Locate all lines with the word "Adreça" and copy them out.

Collected data entries ▸

◆ ◆ ◆

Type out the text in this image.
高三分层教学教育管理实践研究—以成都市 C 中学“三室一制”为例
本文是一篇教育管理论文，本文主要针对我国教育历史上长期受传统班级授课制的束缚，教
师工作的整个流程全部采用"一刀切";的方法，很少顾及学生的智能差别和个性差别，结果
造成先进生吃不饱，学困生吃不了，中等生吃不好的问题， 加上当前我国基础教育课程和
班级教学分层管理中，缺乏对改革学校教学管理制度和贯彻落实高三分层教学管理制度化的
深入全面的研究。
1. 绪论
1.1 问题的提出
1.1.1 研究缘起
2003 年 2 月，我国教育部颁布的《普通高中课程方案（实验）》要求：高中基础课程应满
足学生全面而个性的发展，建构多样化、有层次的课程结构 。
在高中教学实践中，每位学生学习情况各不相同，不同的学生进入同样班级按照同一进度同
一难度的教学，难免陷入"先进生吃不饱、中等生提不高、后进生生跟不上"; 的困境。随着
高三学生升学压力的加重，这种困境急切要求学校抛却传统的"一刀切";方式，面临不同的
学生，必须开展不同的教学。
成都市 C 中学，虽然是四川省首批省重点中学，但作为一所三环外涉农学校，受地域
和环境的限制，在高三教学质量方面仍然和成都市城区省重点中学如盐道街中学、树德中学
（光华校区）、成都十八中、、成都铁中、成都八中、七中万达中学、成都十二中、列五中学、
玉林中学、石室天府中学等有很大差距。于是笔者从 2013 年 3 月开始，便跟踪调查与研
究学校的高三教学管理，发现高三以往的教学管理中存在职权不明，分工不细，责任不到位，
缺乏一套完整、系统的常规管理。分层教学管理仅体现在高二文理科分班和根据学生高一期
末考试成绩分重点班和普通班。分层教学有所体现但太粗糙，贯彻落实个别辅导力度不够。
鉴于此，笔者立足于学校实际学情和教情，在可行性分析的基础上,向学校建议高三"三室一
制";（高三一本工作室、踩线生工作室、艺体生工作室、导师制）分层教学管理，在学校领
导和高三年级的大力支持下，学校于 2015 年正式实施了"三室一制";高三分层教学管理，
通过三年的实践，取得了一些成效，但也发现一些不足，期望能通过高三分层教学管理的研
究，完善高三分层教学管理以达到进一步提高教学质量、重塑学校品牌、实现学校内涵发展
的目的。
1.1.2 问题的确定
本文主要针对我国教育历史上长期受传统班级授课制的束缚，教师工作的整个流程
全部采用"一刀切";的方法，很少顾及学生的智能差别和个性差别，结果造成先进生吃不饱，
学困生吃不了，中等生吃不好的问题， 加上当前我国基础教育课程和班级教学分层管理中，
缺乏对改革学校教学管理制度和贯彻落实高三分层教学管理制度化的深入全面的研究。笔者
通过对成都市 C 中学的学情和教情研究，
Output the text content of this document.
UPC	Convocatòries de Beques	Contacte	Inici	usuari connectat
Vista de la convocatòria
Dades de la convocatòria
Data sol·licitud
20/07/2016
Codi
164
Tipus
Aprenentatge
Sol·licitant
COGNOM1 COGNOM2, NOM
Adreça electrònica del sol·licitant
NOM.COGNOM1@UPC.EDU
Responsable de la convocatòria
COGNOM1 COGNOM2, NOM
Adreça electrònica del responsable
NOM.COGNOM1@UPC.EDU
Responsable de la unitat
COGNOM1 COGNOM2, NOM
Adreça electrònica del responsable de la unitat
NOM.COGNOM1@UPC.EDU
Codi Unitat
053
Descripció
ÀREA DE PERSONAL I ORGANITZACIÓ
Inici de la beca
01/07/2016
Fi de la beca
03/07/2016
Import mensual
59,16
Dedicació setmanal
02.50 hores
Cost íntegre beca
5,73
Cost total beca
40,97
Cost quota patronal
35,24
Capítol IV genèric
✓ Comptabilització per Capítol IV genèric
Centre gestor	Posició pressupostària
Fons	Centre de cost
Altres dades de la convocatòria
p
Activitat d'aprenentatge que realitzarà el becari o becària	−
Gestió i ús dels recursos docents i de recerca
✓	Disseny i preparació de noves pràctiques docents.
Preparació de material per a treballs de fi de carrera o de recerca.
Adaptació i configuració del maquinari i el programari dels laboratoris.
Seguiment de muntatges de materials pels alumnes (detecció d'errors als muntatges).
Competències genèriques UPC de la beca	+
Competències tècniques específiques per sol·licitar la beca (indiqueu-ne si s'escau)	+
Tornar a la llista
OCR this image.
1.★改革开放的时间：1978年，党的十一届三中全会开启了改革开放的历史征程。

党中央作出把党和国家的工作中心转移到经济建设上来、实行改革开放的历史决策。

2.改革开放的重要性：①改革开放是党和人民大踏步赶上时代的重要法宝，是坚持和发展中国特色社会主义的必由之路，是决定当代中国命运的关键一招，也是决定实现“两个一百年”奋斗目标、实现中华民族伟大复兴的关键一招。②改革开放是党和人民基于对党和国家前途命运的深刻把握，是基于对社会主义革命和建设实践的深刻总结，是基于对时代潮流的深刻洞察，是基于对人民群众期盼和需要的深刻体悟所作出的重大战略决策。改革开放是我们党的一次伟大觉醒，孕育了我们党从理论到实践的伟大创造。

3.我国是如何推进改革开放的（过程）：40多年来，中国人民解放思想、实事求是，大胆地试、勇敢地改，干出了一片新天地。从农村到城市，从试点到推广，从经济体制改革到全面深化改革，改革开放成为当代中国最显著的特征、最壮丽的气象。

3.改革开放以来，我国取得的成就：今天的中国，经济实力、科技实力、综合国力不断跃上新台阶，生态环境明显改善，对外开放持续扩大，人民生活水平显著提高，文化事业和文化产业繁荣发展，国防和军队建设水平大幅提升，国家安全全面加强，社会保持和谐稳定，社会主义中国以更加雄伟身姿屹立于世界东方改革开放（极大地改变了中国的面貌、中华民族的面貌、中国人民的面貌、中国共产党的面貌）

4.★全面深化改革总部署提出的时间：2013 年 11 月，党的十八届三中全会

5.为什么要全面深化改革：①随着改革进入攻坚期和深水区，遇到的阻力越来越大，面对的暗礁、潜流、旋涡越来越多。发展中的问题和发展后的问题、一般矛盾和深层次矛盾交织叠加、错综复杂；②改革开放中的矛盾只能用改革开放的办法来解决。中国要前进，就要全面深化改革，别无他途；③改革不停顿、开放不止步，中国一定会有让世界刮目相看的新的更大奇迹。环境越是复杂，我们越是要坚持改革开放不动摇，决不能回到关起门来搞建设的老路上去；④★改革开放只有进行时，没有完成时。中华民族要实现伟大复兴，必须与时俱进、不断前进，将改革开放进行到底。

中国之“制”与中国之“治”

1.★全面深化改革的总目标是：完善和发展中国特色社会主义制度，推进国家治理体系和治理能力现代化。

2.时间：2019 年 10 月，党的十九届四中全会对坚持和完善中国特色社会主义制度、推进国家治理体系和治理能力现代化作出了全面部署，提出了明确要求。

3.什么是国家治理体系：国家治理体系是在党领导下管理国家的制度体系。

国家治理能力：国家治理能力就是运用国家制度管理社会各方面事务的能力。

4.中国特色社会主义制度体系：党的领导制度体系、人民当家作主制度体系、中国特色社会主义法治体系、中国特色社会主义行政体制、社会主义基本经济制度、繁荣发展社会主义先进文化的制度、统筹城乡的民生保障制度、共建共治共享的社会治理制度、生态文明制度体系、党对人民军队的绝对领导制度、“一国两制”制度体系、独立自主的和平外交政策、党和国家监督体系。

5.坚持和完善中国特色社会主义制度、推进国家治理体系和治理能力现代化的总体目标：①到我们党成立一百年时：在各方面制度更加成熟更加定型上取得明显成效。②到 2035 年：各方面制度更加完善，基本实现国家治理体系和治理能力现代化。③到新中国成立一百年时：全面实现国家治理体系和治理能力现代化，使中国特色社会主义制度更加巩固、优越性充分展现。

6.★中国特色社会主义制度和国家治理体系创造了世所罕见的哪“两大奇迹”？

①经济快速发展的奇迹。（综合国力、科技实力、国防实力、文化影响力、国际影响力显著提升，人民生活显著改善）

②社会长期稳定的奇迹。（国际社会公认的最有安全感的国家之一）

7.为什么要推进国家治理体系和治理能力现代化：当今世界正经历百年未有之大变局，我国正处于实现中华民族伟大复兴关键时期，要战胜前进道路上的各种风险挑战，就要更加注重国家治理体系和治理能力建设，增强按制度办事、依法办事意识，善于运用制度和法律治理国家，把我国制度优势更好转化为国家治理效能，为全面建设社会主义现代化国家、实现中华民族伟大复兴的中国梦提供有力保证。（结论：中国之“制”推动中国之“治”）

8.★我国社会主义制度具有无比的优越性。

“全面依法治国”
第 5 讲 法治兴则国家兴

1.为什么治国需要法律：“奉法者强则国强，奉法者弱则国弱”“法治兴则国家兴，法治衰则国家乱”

◆ ◆ ◆

Solution to this problem ▸
Adreça electrònica del sol·licitant
Adreça electrònica del responsable
Adreça electrònica del responsable de la unitat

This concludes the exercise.